- **DATA**
▼
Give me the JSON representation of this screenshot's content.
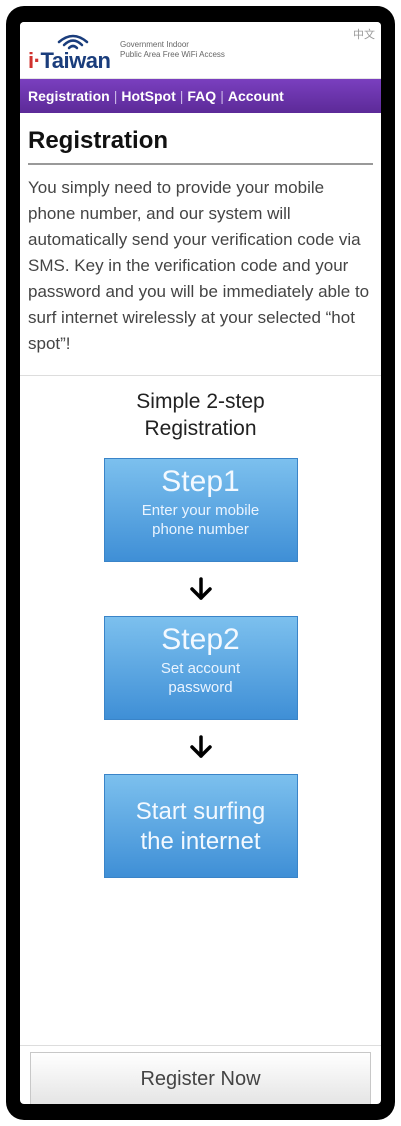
{
  "header": {
    "logo_text": "i-Taiwan",
    "logo_text_i": "i",
    "logo_text_rest": "Taiwan",
    "tagline_line1": "Government Indoor",
    "tagline_line2": "Public Area Free WiFi Access",
    "language_link": "中文"
  },
  "nav": {
    "items": [
      {
        "label": "Registration"
      },
      {
        "label": "HotSpot"
      },
      {
        "label": "FAQ"
      },
      {
        "label": "Account"
      }
    ],
    "separator": "|"
  },
  "main": {
    "title": "Registration",
    "intro": "You simply need to provide your mobile phone number, and our system will automatically send your verification code via SMS. Key in the verification code and your password and you will be immediately able to surf internet wirelessly at your selected “hot spot”!",
    "steps_heading_line1": "Simple 2-step",
    "steps_heading_line2": "Registration",
    "steps": [
      {
        "title": "Step1",
        "desc_line1": "Enter your mobile",
        "desc_line2": "phone number"
      },
      {
        "title": "Step2",
        "desc_line1": "Set account",
        "desc_line2": "password"
      },
      {
        "final_line1": "Start surfing",
        "final_line2": "the internet"
      }
    ],
    "register_button": "Register Now"
  },
  "colors": {
    "nav_purple": "#6b34ab",
    "step_blue": "#4a9ae0",
    "logo_blue": "#1a3d7c",
    "frame": "#000000"
  },
  "icons": {
    "wifi": "wifi-icon",
    "arrow": "arrow-down-icon"
  }
}
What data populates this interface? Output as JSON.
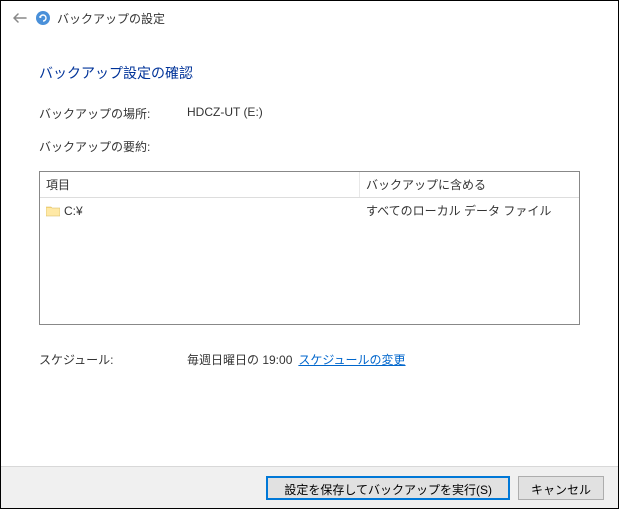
{
  "header": {
    "title": "バックアップの設定"
  },
  "page": {
    "heading": "バックアップ設定の確認"
  },
  "location": {
    "label": "バックアップの場所:",
    "value": "HDCZ-UT (E:)"
  },
  "summary": {
    "label": "バックアップの要約:",
    "columns": {
      "item": "項目",
      "include": "バックアップに含める"
    },
    "rows": [
      {
        "item": "C:¥",
        "include": "すべてのローカル データ ファイル"
      }
    ]
  },
  "schedule": {
    "label": "スケジュール:",
    "value": "毎週日曜日の 19:00",
    "change_link": "スケジュールの変更"
  },
  "footer": {
    "save_run": "設定を保存してバックアップを実行(S)",
    "cancel": "キャンセル"
  }
}
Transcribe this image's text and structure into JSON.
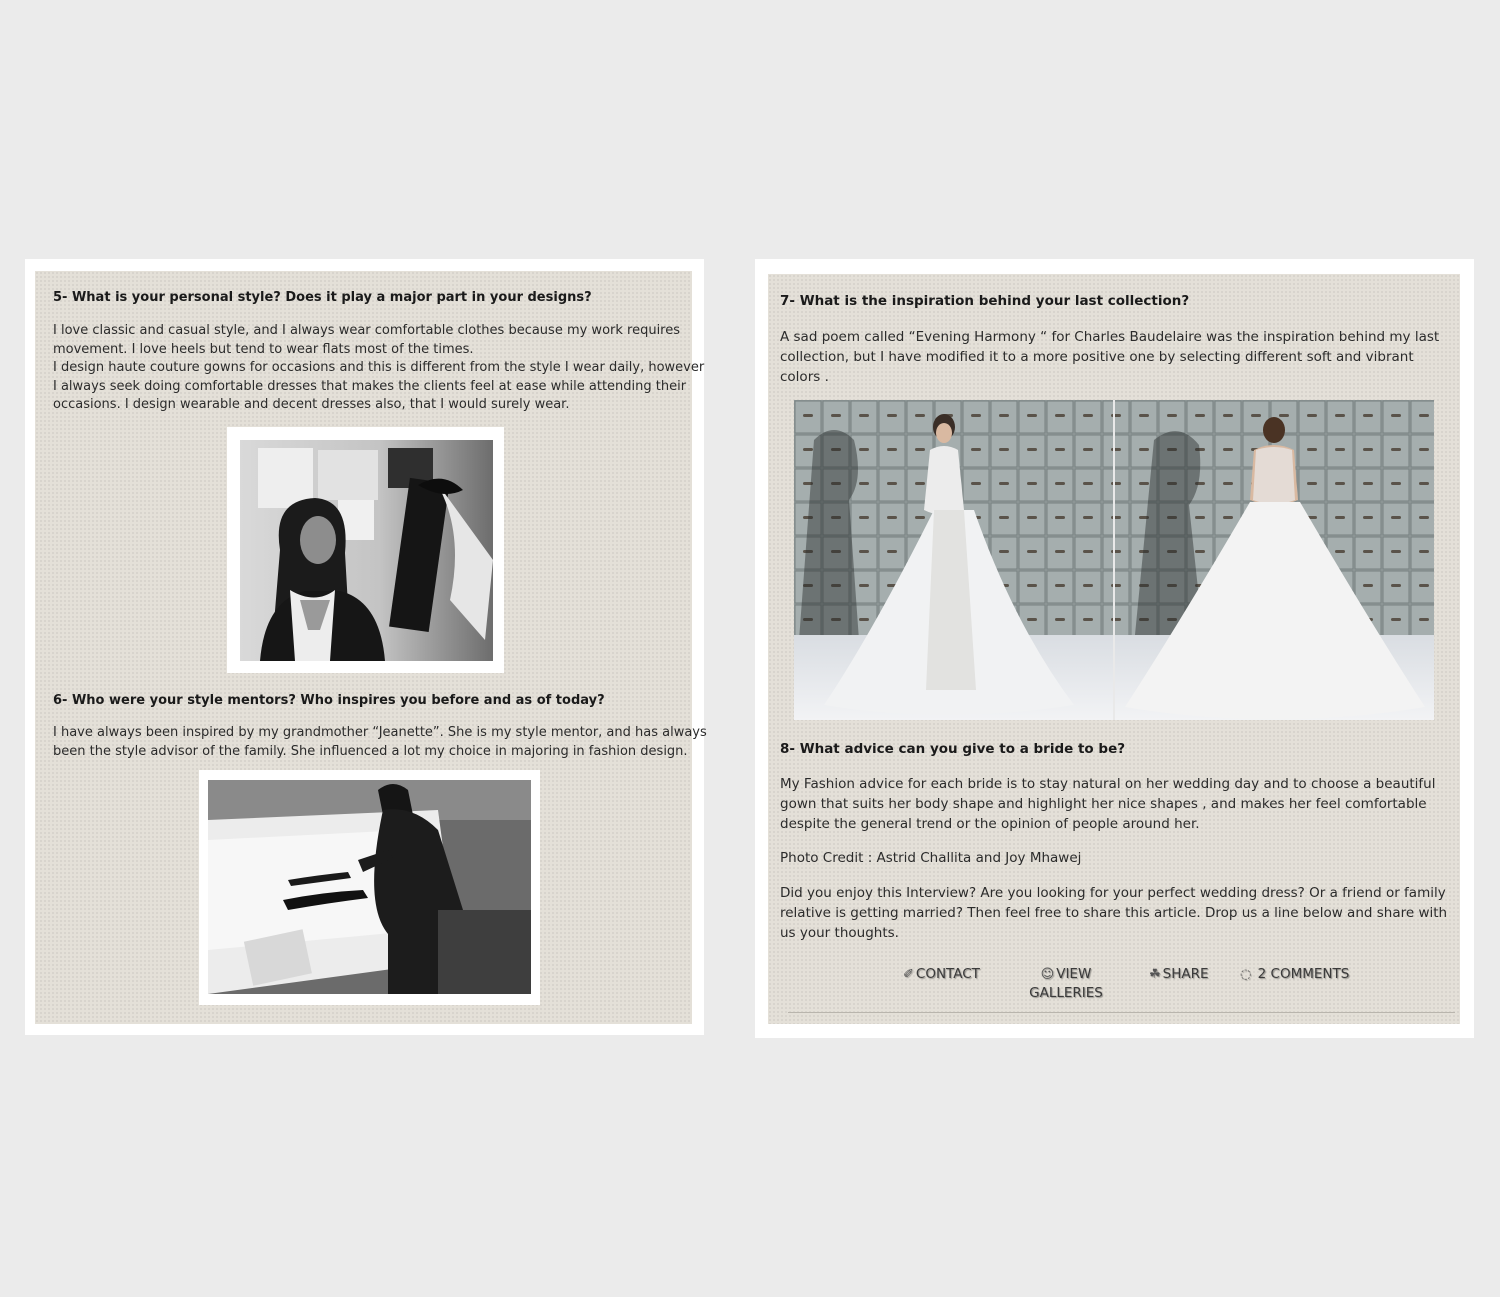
{
  "left_panel": {
    "q5": "5- What is your personal style? Does it play a major part in your designs?",
    "a5_lines": [
      "I love classic and casual style, and I always wear comfortable clothes because my work requires",
      "movement. I love heels but tend to wear flats most of the times.",
      "I design haute couture gowns for occasions and this is different from the style I wear daily, however",
      "I always seek doing comfortable dresses that makes the clients feel at ease while attending their",
      "occasions. I design wearable and decent dresses also, that I would surely wear."
    ],
    "q6": "6- Who were your style mentors? Who inspires you before and as of today?",
    "a6_lines": [
      "I have always been inspired by my grandmother “Jeanette”. She is my style mentor, and has always",
      "been the style advisor of the family. She influenced a lot my choice in majoring in fashion design."
    ]
  },
  "right_panel": {
    "q7": "7- What is the inspiration behind your last collection?",
    "a7_lines": [
      "A sad poem called “Evening Harmony “ for Charles Baudelaire was the inspiration behind my last",
      "collection, but I have modified it to a more positive one by selecting different soft and vibrant",
      "colors ."
    ],
    "q8": "8- What advice can you give to a bride to be?",
    "a8_lines": [
      "My Fashion advice for each bride is to stay natural on her wedding day and to choose a beautiful",
      "gown that suits her body shape and highlight her nice shapes , and makes her feel comfortable",
      "despite the general trend or the opinion of people around her."
    ],
    "credit": "Photo Credit : Astrid Challita and Joy Mhawej",
    "cta_lines": [
      "Did you enjoy this Interview? Are you looking for your perfect wedding dress? Or a friend or family",
      "relative is getting married? Then feel free to share this article. Drop us a line below and share with",
      "us your thoughts."
    ],
    "actions": {
      "contact": "CONTACT",
      "view_galleries_1": "VIEW",
      "view_galleries_2": "GALLERIES",
      "share": "SHARE",
      "comments": "2 COMMENTS"
    }
  },
  "icons": {
    "contact": "link-icon",
    "galleries": "user-plus-icon",
    "share": "share-icon",
    "comments": "comment-icon"
  }
}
▲
Using the listing above, gather each line that holds the string "JSON" and copy it.

Give me the JSON representation of this screenshot's content.
What data populates this interface? Output as JSON.
Transcribe this image's text and structure into JSON.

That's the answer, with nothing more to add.